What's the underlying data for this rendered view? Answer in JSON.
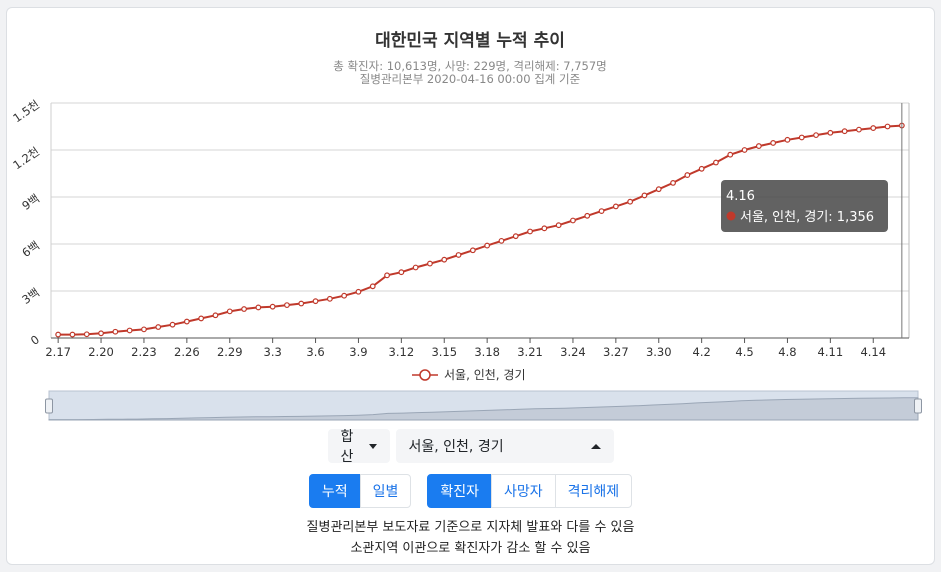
{
  "chart_data": {
    "type": "line",
    "title": "대한민국 지역별 누적 추이",
    "subtitle_lines": [
      "총 확진자: 10,613명, 사망: 229명, 격리해제: 7,757명",
      "질병관리본부 2020-04-16 00:00 집계 기준"
    ],
    "x": [
      "2.17",
      "2.18",
      "2.19",
      "2.20",
      "2.21",
      "2.22",
      "2.23",
      "2.24",
      "2.25",
      "2.26",
      "2.27",
      "2.28",
      "2.29",
      "3.1",
      "3.2",
      "3.3",
      "3.4",
      "3.5",
      "3.6",
      "3.7",
      "3.8",
      "3.9",
      "3.10",
      "3.11",
      "3.12",
      "3.13",
      "3.14",
      "3.15",
      "3.16",
      "3.17",
      "3.18",
      "3.19",
      "3.20",
      "3.21",
      "3.22",
      "3.23",
      "3.24",
      "3.25",
      "3.26",
      "3.27",
      "3.28",
      "3.29",
      "3.30",
      "3.31",
      "4.1",
      "4.2",
      "4.3",
      "4.4",
      "4.5",
      "4.6",
      "4.7",
      "4.8",
      "4.9",
      "4.10",
      "4.11",
      "4.12",
      "4.13",
      "4.14",
      "4.15",
      "4.16"
    ],
    "x_tick_labels": [
      "2.17",
      "2.20",
      "2.23",
      "2.26",
      "2.29",
      "3.3",
      "3.6",
      "3.9",
      "3.12",
      "3.15",
      "3.18",
      "3.21",
      "3.24",
      "3.27",
      "3.30",
      "4.2",
      "4.5",
      "4.8",
      "4.11",
      "4.14"
    ],
    "series": [
      {
        "name": "서울, 인천, 경기",
        "color": "#c0392b",
        "values": [
          22,
          22,
          24,
          30,
          40,
          48,
          55,
          70,
          85,
          105,
          125,
          145,
          170,
          185,
          195,
          200,
          210,
          220,
          235,
          250,
          270,
          295,
          330,
          400,
          420,
          450,
          475,
          500,
          530,
          560,
          590,
          620,
          650,
          680,
          700,
          720,
          750,
          780,
          810,
          840,
          870,
          910,
          950,
          990,
          1040,
          1080,
          1120,
          1170,
          1200,
          1225,
          1245,
          1265,
          1280,
          1295,
          1310,
          1320,
          1330,
          1340,
          1350,
          1356
        ]
      }
    ],
    "y_ticks": [
      0,
      300,
      600,
      900,
      1200,
      1500
    ],
    "y_tick_labels": [
      "0",
      "3백",
      "6백",
      "9백",
      "1.2천",
      "1.5천"
    ],
    "ylim": [
      0,
      1500
    ],
    "grid": true,
    "legend": "bottom-center",
    "tooltip": {
      "x": "4.16",
      "series": "서울, 인천, 경기",
      "value": "1,356"
    }
  },
  "controls": {
    "sum_dropdown": "합산",
    "region_select": "서울, 인천, 경기",
    "mode_buttons": [
      "누적",
      "일별"
    ],
    "mode_active": 0,
    "metric_buttons": [
      "확진자",
      "사망자",
      "격리해제"
    ],
    "metric_active": 0
  },
  "notes": [
    "질병관리본부 보도자료 기준으로 지자체 발표와 다를 수 있음",
    "소관지역 이관으로 확진자가 감소 할 수 있음"
  ]
}
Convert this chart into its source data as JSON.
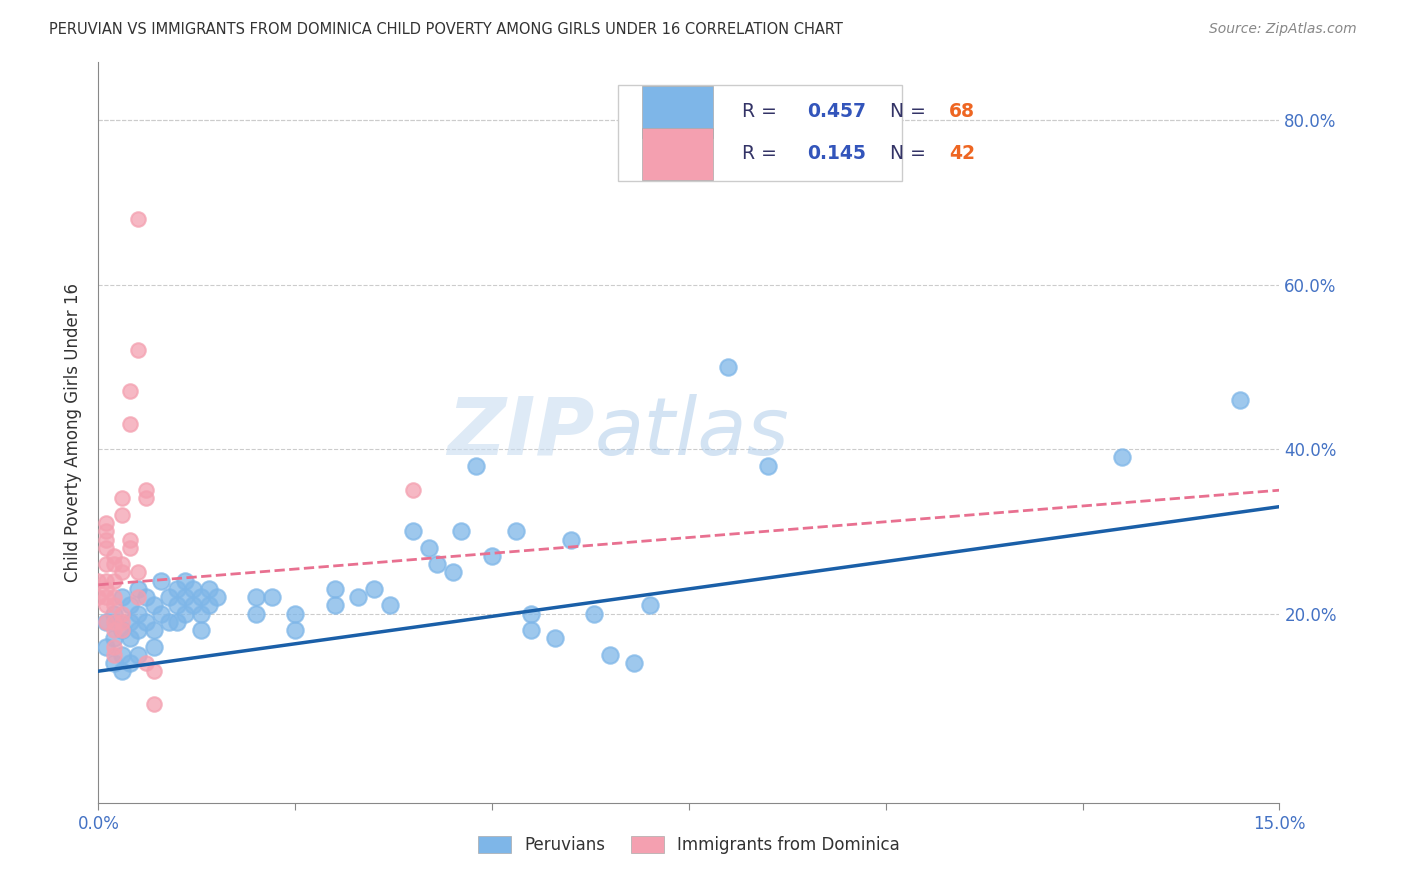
{
  "title": "PERUVIAN VS IMMIGRANTS FROM DOMINICA CHILD POVERTY AMONG GIRLS UNDER 16 CORRELATION CHART",
  "source": "Source: ZipAtlas.com",
  "ylabel": "Child Poverty Among Girls Under 16",
  "xmin": 0.0,
  "xmax": 0.15,
  "ymin": -0.03,
  "ymax": 0.87,
  "blue_R": 0.457,
  "blue_N": 68,
  "pink_R": 0.145,
  "pink_N": 42,
  "blue_color": "#7EB6E8",
  "pink_color": "#F4A0B0",
  "blue_line_color": "#1A5FA8",
  "pink_line_color": "#E87090",
  "legend_label_blue": "Peruvians",
  "legend_label_pink": "Immigrants from Dominica",
  "watermark_zip": "ZIP",
  "watermark_atlas": "atlas",
  "blue_points": [
    [
      0.001,
      0.19
    ],
    [
      0.001,
      0.16
    ],
    [
      0.002,
      0.2
    ],
    [
      0.002,
      0.17
    ],
    [
      0.002,
      0.14
    ],
    [
      0.003,
      0.22
    ],
    [
      0.003,
      0.18
    ],
    [
      0.003,
      0.15
    ],
    [
      0.003,
      0.13
    ],
    [
      0.004,
      0.21
    ],
    [
      0.004,
      0.19
    ],
    [
      0.004,
      0.17
    ],
    [
      0.004,
      0.14
    ],
    [
      0.005,
      0.23
    ],
    [
      0.005,
      0.2
    ],
    [
      0.005,
      0.18
    ],
    [
      0.005,
      0.15
    ],
    [
      0.006,
      0.22
    ],
    [
      0.006,
      0.19
    ],
    [
      0.007,
      0.21
    ],
    [
      0.007,
      0.18
    ],
    [
      0.007,
      0.16
    ],
    [
      0.008,
      0.2
    ],
    [
      0.008,
      0.24
    ],
    [
      0.009,
      0.22
    ],
    [
      0.009,
      0.19
    ],
    [
      0.01,
      0.21
    ],
    [
      0.01,
      0.19
    ],
    [
      0.01,
      0.23
    ],
    [
      0.011,
      0.24
    ],
    [
      0.011,
      0.22
    ],
    [
      0.011,
      0.2
    ],
    [
      0.012,
      0.23
    ],
    [
      0.012,
      0.21
    ],
    [
      0.013,
      0.22
    ],
    [
      0.013,
      0.2
    ],
    [
      0.013,
      0.18
    ],
    [
      0.014,
      0.23
    ],
    [
      0.014,
      0.21
    ],
    [
      0.015,
      0.22
    ],
    [
      0.02,
      0.22
    ],
    [
      0.02,
      0.2
    ],
    [
      0.022,
      0.22
    ],
    [
      0.025,
      0.2
    ],
    [
      0.025,
      0.18
    ],
    [
      0.03,
      0.23
    ],
    [
      0.03,
      0.21
    ],
    [
      0.033,
      0.22
    ],
    [
      0.035,
      0.23
    ],
    [
      0.037,
      0.21
    ],
    [
      0.04,
      0.3
    ],
    [
      0.042,
      0.28
    ],
    [
      0.043,
      0.26
    ],
    [
      0.045,
      0.25
    ],
    [
      0.046,
      0.3
    ],
    [
      0.048,
      0.38
    ],
    [
      0.05,
      0.27
    ],
    [
      0.053,
      0.3
    ],
    [
      0.055,
      0.2
    ],
    [
      0.055,
      0.18
    ],
    [
      0.058,
      0.17
    ],
    [
      0.06,
      0.29
    ],
    [
      0.063,
      0.2
    ],
    [
      0.065,
      0.15
    ],
    [
      0.068,
      0.14
    ],
    [
      0.07,
      0.21
    ],
    [
      0.08,
      0.5
    ],
    [
      0.085,
      0.38
    ],
    [
      0.13,
      0.39
    ],
    [
      0.145,
      0.46
    ]
  ],
  "pink_points": [
    [
      0.0,
      0.24
    ],
    [
      0.0,
      0.22
    ],
    [
      0.001,
      0.28
    ],
    [
      0.001,
      0.26
    ],
    [
      0.001,
      0.24
    ],
    [
      0.001,
      0.22
    ],
    [
      0.001,
      0.21
    ],
    [
      0.001,
      0.19
    ],
    [
      0.001,
      0.23
    ],
    [
      0.001,
      0.3
    ],
    [
      0.002,
      0.26
    ],
    [
      0.002,
      0.24
    ],
    [
      0.002,
      0.21
    ],
    [
      0.002,
      0.19
    ],
    [
      0.002,
      0.16
    ],
    [
      0.002,
      0.18
    ],
    [
      0.002,
      0.22
    ],
    [
      0.003,
      0.25
    ],
    [
      0.003,
      0.2
    ],
    [
      0.003,
      0.18
    ],
    [
      0.003,
      0.32
    ],
    [
      0.003,
      0.26
    ],
    [
      0.003,
      0.34
    ],
    [
      0.004,
      0.43
    ],
    [
      0.004,
      0.47
    ],
    [
      0.004,
      0.29
    ],
    [
      0.004,
      0.28
    ],
    [
      0.005,
      0.68
    ],
    [
      0.005,
      0.52
    ],
    [
      0.005,
      0.25
    ],
    [
      0.005,
      0.22
    ],
    [
      0.006,
      0.34
    ],
    [
      0.006,
      0.14
    ],
    [
      0.006,
      0.35
    ],
    [
      0.007,
      0.09
    ],
    [
      0.007,
      0.13
    ],
    [
      0.001,
      0.29
    ],
    [
      0.001,
      0.31
    ],
    [
      0.002,
      0.27
    ],
    [
      0.002,
      0.15
    ],
    [
      0.04,
      0.35
    ],
    [
      0.003,
      0.19
    ]
  ],
  "blue_trend_x0": 0.0,
  "blue_trend_y0": 0.13,
  "blue_trend_x1": 0.15,
  "blue_trend_y1": 0.33,
  "pink_trend_x0": 0.0,
  "pink_trend_y0": 0.235,
  "pink_trend_x1": 0.15,
  "pink_trend_y1": 0.35
}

§ Your task
Return every line from the records above that holds the word "질병관리본부".

§ Solution for this problem
      "질병관리본부 2020-04-16 00:00 집계 기준"
    "질병관리본부 보도자료 기준으로 지자체 발표와 다를 수 있음",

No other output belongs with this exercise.